## Aim
Render the listing from its first line through the line that contains "237, 833, 264]" as a JSON list of strings, one string per line, leaving out blank lines.
>> begin Dataset records
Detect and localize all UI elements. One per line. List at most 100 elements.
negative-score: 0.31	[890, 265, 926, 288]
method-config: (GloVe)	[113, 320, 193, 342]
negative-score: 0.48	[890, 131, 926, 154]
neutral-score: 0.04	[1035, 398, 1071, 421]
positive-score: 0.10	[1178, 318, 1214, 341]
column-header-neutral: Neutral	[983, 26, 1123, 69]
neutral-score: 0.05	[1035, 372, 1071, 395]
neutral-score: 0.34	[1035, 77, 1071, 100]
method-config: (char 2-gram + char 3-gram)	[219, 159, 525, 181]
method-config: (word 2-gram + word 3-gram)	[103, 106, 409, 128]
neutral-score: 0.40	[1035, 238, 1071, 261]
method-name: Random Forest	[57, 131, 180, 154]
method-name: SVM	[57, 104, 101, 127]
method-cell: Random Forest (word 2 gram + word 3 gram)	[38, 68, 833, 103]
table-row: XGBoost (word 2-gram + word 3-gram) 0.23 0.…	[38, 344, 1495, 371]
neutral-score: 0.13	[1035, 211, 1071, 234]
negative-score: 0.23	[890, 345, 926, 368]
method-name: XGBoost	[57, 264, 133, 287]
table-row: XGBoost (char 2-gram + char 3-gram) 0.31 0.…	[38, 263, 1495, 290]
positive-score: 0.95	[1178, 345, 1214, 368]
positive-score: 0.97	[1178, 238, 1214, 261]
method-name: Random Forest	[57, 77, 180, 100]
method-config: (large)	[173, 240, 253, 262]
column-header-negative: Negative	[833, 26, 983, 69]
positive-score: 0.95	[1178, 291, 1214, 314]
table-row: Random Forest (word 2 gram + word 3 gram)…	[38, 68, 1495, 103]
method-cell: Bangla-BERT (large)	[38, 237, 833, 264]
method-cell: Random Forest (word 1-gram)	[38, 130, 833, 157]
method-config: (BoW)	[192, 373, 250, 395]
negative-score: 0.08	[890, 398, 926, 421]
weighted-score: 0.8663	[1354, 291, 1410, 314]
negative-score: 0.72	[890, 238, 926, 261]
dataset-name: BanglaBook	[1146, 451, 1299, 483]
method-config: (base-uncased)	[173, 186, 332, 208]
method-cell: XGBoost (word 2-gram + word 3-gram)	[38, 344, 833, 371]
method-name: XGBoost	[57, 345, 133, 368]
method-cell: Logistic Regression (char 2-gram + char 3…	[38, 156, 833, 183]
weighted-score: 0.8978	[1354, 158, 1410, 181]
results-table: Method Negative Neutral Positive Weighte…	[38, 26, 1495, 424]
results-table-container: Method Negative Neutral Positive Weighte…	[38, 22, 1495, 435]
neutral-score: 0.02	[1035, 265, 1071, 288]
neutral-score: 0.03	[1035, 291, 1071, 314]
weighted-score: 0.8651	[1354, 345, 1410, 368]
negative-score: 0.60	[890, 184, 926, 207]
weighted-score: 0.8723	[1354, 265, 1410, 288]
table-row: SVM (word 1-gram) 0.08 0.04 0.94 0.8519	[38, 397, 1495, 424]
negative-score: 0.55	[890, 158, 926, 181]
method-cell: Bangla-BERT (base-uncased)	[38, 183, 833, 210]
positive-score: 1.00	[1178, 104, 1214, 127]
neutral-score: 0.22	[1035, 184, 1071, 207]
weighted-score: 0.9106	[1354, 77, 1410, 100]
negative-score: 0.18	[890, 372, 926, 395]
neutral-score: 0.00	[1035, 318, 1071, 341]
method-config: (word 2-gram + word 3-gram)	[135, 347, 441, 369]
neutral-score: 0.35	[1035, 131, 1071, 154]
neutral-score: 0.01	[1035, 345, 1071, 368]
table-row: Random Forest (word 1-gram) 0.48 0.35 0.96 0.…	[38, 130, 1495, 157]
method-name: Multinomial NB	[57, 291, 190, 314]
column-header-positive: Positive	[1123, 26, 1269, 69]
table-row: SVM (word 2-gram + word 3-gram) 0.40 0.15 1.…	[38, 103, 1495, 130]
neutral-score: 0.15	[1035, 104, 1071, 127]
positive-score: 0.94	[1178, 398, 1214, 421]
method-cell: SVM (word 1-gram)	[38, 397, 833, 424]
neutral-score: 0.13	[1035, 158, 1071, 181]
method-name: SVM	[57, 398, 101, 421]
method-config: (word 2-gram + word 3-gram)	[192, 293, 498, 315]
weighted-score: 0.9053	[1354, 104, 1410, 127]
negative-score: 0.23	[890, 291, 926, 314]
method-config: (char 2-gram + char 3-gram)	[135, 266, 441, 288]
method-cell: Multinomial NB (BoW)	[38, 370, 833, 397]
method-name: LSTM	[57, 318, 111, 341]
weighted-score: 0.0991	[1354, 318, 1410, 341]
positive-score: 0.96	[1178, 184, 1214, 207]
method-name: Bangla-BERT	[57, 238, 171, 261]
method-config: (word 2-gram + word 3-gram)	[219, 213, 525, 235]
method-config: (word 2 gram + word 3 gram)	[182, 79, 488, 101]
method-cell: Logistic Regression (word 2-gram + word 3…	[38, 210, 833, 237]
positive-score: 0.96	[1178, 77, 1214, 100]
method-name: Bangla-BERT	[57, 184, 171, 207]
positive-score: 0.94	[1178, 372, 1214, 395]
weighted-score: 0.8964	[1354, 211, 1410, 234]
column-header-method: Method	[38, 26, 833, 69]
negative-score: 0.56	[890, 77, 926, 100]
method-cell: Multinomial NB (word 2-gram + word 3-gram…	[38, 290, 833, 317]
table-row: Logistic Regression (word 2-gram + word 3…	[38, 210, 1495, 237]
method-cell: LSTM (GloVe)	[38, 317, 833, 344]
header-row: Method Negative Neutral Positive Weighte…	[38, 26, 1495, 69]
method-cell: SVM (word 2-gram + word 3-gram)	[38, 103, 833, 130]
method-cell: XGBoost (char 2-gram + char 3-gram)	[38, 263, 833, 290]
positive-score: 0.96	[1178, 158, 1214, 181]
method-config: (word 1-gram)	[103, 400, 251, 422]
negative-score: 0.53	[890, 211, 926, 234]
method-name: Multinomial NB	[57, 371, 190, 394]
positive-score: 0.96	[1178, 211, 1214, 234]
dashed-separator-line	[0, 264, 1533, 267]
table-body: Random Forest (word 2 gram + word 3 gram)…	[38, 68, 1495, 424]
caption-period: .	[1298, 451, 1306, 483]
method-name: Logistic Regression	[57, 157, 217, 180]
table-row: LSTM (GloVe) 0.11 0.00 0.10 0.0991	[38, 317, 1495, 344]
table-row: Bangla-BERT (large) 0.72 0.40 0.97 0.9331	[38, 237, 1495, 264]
>> end Dataset records
## Result of the task
[
  "Detect and localize all UI elements. One per line. List at most 100 elements.",
  "negative-score: 0.31\t[890, 265, 926, 288]",
  "method-config: (GloVe)\t[113, 320, 193, 342]",
  "negative-score: 0.48\t[890, 131, 926, 154]",
  "neutral-score: 0.04\t[1035, 398, 1071, 421]",
  "positive-score: 0.10\t[1178, 318, 1214, 341]",
  "column-header-neutral: Neutral\t[983, 26, 1123, 69]",
  "neutral-score: 0.05\t[1035, 372, 1071, 395]",
  "neutral-score: 0.34\t[1035, 77, 1071, 100]",
  "method-config: (char 2-gram + char 3-gram)\t[219, 159, 525, 181]",
  "method-config: (word 2-gram + word 3-gram)\t[103, 106, 409, 128]",
  "neutral-score: 0.40\t[1035, 238, 1071, 261]",
  "method-name: Random Forest\t[57, 131, 180, 154]",
  "method-name: SVM\t[57, 104, 101, 127]",
  "method-cell: Random Forest (word 2 gram + word 3 gram)\t[38, 68, 833, 103]",
  "table-row: XGBoost (word 2-gram + word 3-gram) 0.23 0.…\t[38, 344, 1495, 371]",
  "neutral-score: 0.13\t[1035, 211, 1071, 234]",
  "negative-score: 0.23\t[890, 345, 926, 368]",
  "method-name: XGBoost\t[57, 264, 133, 287]",
  "table-row: XGBoost (char 2-gram + char 3-gram) 0.31 0.…\t[38, 263, 1495, 290]",
  "positive-score: 0.95\t[1178, 345, 1214, 368]",
  "positive-score: 0.97\t[1178, 238, 1214, 261]",
  "method-name: Random Forest\t[57, 77, 180, 100]",
  "method-config: (large)\t[173, 240, 253, 262]",
  "column-header-negative: Negative\t[833, 26, 983, 69]",
  "positive-score: 0.95\t[1178, 291, 1214, 314]",
  "table-row: Random Forest (word 2 gram + word 3 gram)…\t[38, 68, 1495, 103]",
  "method-cell: Bangla-BERT (large)\t[38, 237, 833, 264]"
]